What is expected:
Retype the material word for word.

Dataset excerpt
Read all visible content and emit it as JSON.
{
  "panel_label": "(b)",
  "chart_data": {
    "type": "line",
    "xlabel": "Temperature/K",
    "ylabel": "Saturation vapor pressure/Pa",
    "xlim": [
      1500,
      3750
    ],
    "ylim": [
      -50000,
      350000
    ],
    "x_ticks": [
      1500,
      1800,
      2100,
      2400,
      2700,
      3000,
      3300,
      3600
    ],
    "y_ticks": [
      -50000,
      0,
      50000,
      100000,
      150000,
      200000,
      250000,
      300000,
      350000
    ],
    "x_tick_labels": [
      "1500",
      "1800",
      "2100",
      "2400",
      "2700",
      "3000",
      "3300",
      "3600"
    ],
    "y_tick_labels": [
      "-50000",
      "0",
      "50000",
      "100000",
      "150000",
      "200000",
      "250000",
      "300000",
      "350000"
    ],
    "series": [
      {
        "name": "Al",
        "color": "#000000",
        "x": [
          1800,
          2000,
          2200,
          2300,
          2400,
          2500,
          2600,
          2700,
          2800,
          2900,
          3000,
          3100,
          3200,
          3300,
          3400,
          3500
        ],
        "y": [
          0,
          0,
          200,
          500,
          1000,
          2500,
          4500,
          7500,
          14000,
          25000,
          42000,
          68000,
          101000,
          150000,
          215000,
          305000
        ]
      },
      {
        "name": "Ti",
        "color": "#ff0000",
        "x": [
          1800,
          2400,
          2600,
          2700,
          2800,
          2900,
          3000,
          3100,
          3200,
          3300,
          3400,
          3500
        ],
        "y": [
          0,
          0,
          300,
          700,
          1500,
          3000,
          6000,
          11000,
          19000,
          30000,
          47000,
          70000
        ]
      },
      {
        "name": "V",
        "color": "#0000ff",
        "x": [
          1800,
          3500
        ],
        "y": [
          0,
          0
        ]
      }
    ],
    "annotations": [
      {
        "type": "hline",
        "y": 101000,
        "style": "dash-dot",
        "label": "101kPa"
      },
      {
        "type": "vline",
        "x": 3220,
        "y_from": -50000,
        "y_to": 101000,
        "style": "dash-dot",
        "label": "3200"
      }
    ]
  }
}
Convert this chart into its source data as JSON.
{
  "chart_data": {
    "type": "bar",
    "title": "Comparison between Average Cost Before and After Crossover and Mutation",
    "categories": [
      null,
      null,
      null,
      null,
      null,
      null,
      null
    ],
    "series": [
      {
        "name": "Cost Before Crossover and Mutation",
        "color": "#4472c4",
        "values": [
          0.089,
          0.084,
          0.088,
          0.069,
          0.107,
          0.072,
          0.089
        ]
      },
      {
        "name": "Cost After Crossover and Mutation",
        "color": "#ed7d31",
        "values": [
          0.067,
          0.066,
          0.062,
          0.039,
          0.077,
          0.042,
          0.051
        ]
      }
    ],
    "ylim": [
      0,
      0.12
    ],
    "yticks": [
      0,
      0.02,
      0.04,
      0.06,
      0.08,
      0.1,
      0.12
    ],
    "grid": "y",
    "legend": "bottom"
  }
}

Final answer:
Read all visible content and emit it as JSON.
{
  "panel_label": "(b)",
  "chart_data": {
    "type": "line",
    "xlabel": "Temperature/K",
    "ylabel": "Saturation vapor pressure/Pa",
    "xlim": [
      1500,
      3750
    ],
    "ylim": [
      -50000,
      350000
    ],
    "x_ticks": [
      1500,
      1800,
      2100,
      2400,
      2700,
      3000,
      3300,
      3600
    ],
    "y_ticks": [
      -50000,
      0,
      50000,
      100000,
      150000,
      200000,
      250000,
      300000,
      350000
    ],
    "x_tick_labels": [
      "1500",
      "1800",
      "2100",
      "2400",
      "2700",
      "3000",
      "3300",
      "3600"
    ],
    "y_tick_labels": [
      "-50000",
      "0",
      "50000",
      "100000",
      "150000",
      "200000",
      "250000",
      "300000",
      "350000"
    ],
    "series": [
      {
        "name": "Al",
        "color": "#000000",
        "x": [
          1800,
          2000,
          2200,
          2300,
          2400,
          2500,
          2600,
          2700,
          2800,
          2900,
          3000,
          3100,
          3200,
          3300,
          3400,
          3500
        ],
        "y": [
          0,
          0,
          200,
          500,
          1000,
          2500,
          4500,
          7500,
          14000,
          25000,
          42000,
          68000,
          101000,
          150000,
          215000,
          305000
        ]
      },
      {
        "name": "Ti",
        "color": "#ff0000",
        "x": [
          1800,
          2400,
          2600,
          2700,
          2800,
          2900,
          3000,
          3100,
          3200,
          3300,
          3400,
          3500
        ],
        "y": [
          0,
          0,
          300,
          700,
          1500,
          3000,
          6000,
          11000,
          19000,
          30000,
          47000,
          70000
        ]
      },
      {
        "name": "V",
        "color": "#0000ff",
        "x": [
          1800,
          3500
        ],
        "y": [
          0,
          0
        ]
      }
    ],
    "annotations": [
      {
        "type": "hline",
        "y": 101000,
        "style": "dash-dot",
        "label": "101kPa"
      },
      {
        "type": "vline",
        "x": 3220,
        "y_from": -50000,
        "y_to": 101000,
        "style": "dash-dot",
        "label": "3200"
      }
    ]
  }
}
Convert this chart into its source data as JSON.
{
  "chart_data": {
    "type": "bar",
    "title": "Comparison between Average Cost Before and After Crossover and Mutation",
    "categories": [
      null,
      null,
      null,
      null,
      null,
      null,
      null
    ],
    "series": [
      {
        "name": "Cost Before Crossover and Mutation",
        "color": "#4472c4",
        "values": [
          0.089,
          0.084,
          0.088,
          0.069,
          0.107,
          0.072,
          0.089
        ]
      },
      {
        "name": "Cost After Crossover and Mutation",
        "color": "#ed7d31",
        "values": [
          0.067,
          0.066,
          0.062,
          0.039,
          0.077,
          0.042,
          0.051
        ]
      }
    ],
    "ylim": [
      0,
      0.12
    ],
    "yticks": [
      0,
      0.02,
      0.04,
      0.06,
      0.08,
      0.1,
      0.12
    ],
    "grid": "y",
    "legend": "bottom"
  }
}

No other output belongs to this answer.